▶ REQUIRED WORK
Copy every line of the following data that includes the string "which".

Dataset records:
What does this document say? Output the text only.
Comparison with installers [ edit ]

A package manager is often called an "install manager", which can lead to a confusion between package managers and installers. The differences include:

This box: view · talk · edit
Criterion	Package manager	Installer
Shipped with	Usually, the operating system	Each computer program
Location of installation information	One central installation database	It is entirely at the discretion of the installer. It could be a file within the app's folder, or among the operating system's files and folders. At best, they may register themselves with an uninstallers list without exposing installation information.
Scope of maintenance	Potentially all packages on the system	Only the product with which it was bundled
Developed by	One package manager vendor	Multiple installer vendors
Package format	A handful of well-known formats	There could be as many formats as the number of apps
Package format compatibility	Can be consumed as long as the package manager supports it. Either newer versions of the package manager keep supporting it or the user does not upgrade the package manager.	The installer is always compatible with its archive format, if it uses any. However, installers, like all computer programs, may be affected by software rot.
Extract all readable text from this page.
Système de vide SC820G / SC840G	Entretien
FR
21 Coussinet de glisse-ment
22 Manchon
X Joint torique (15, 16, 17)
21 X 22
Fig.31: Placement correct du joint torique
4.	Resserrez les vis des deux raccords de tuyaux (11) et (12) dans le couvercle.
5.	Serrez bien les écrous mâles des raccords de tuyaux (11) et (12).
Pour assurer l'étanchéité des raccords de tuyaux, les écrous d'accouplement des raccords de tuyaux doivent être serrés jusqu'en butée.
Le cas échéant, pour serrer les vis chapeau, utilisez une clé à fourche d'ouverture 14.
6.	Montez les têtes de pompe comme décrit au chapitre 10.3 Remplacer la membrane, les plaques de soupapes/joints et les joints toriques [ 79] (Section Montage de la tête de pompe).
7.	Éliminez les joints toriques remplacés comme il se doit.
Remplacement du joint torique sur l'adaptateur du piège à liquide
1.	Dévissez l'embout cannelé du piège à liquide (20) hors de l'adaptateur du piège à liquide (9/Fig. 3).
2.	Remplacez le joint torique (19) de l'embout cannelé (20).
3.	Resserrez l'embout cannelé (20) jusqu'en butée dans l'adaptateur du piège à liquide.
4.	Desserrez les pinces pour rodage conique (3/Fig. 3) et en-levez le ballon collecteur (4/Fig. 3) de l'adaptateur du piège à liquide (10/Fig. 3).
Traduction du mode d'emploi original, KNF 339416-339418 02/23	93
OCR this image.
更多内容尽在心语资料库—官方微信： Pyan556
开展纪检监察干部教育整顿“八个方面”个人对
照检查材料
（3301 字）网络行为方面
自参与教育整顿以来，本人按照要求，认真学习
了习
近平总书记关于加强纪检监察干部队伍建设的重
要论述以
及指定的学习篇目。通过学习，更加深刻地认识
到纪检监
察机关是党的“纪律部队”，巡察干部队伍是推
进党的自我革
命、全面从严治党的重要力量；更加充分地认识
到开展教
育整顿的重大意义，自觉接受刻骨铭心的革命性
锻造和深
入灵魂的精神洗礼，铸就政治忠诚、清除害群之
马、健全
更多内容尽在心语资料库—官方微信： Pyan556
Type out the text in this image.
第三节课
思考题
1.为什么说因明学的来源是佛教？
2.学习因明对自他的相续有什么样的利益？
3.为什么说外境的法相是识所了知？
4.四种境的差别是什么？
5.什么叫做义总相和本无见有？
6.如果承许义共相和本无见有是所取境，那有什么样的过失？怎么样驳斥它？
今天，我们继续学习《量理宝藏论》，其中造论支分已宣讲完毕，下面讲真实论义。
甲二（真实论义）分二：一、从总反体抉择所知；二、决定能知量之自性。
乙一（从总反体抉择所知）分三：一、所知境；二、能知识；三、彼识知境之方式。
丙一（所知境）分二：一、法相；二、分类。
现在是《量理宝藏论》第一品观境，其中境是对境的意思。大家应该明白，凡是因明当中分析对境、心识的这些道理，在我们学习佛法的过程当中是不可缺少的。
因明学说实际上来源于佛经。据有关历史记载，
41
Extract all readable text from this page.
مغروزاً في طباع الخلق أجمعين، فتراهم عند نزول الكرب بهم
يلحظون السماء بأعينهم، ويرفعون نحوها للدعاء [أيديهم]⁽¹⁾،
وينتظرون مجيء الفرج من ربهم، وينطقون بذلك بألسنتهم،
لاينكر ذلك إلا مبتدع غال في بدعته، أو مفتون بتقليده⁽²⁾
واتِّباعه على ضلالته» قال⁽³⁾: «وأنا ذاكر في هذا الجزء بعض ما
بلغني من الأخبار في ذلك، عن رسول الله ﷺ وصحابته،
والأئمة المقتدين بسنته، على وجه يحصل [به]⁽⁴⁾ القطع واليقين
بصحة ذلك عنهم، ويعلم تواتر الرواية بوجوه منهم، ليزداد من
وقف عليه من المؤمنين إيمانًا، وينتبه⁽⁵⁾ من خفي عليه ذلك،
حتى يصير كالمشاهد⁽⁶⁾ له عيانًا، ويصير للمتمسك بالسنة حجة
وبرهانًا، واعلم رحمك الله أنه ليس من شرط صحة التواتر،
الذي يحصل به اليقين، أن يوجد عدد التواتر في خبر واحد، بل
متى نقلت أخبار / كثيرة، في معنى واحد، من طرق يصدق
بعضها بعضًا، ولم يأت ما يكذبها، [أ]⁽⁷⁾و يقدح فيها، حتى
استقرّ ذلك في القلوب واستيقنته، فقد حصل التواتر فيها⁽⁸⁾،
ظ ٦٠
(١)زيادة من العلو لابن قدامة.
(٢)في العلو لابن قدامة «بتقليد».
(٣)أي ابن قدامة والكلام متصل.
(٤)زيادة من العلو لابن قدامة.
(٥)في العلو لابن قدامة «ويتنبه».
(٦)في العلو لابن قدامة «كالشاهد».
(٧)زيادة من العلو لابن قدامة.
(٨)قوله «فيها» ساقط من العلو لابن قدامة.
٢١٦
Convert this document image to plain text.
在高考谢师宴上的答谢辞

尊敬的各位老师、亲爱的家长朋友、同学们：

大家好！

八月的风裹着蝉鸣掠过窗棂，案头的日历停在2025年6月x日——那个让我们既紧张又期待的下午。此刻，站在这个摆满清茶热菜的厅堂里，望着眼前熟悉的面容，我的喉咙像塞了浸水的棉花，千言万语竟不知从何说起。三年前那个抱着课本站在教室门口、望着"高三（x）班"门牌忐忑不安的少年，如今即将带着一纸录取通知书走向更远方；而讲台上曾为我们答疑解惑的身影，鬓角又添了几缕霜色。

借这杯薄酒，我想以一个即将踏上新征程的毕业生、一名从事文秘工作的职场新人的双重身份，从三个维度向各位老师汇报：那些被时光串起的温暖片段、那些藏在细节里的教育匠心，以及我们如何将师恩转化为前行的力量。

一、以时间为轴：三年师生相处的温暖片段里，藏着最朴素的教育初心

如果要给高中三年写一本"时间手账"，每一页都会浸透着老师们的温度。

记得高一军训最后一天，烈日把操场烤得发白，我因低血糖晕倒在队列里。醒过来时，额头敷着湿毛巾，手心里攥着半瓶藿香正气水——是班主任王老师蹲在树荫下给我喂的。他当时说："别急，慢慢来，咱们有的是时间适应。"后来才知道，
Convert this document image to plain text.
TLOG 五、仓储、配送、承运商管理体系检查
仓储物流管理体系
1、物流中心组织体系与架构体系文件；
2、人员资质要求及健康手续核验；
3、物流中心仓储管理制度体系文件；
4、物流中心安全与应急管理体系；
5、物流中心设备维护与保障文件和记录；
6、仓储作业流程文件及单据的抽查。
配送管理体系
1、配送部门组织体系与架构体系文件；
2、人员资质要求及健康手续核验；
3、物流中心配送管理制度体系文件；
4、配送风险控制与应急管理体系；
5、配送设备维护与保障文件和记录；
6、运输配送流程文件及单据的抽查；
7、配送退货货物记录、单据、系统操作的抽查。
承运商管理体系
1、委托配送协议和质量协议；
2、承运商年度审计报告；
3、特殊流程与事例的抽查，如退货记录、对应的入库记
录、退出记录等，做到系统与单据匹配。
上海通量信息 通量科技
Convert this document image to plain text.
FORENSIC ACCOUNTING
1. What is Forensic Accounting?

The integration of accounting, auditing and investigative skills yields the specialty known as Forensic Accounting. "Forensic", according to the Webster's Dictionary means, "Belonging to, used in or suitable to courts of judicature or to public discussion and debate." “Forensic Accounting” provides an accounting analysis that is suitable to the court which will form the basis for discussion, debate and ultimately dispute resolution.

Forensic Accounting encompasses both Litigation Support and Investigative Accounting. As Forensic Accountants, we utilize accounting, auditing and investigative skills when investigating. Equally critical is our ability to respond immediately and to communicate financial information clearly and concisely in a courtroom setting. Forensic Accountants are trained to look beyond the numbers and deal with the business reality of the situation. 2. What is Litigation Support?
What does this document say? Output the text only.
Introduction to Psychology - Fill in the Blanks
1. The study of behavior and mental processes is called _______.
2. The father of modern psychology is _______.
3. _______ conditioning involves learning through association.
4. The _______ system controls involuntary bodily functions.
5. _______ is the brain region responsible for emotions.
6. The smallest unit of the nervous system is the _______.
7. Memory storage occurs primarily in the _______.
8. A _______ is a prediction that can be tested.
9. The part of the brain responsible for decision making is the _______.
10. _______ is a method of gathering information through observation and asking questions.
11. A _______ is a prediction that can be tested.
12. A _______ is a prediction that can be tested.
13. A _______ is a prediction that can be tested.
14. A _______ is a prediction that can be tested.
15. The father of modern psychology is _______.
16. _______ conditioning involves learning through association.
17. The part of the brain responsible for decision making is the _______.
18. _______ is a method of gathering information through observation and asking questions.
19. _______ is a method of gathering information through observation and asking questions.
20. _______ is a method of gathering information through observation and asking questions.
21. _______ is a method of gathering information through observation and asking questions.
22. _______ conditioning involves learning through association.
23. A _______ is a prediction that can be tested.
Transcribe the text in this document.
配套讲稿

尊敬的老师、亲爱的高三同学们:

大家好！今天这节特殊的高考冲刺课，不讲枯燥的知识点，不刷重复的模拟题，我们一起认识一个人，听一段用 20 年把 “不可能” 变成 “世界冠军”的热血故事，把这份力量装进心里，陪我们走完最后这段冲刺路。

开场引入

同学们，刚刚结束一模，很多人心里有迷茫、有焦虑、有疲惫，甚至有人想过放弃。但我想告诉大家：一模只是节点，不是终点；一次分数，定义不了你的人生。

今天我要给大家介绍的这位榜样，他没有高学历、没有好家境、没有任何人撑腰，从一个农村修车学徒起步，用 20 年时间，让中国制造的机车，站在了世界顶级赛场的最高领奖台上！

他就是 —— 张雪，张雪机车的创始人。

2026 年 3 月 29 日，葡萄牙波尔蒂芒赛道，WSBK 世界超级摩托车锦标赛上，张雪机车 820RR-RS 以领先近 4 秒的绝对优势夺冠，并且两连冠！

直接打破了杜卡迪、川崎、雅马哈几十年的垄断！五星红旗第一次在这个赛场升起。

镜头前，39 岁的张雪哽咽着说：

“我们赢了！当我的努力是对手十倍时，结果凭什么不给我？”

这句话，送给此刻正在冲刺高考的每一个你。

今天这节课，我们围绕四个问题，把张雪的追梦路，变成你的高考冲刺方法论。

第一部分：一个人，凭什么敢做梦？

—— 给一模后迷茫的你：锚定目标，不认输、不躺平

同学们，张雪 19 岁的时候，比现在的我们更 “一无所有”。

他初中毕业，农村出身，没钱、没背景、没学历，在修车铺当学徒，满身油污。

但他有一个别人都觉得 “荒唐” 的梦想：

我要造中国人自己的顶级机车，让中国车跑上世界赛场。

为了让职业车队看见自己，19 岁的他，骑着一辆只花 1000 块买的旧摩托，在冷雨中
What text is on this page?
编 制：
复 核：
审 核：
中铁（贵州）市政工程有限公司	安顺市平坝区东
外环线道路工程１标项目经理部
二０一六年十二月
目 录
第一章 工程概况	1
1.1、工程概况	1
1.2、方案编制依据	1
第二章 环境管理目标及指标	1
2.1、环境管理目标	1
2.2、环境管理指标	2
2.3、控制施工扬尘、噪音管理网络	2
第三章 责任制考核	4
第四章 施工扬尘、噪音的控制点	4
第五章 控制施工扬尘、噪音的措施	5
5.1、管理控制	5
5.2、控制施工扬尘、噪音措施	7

▶ OUTPUT
A package manager is often called an "install manager", which can lead to a confusion between package managers and installers. The differences include:
Scope of maintenance	Potentially all packages on the system	Only the product with which it was bundled
The integration of accounting, auditing and investigative skills yields the specialty known as Forensic Accounting. "Forensic", according to the Webster's Dictionary means, "Belonging to, used in or suitable to courts of judicature or to public discussion and debate." “Forensic Accounting” provides an accounting analysis that is suitable to the court which will form the basis for discussion, debate and ultimately dispute resolution.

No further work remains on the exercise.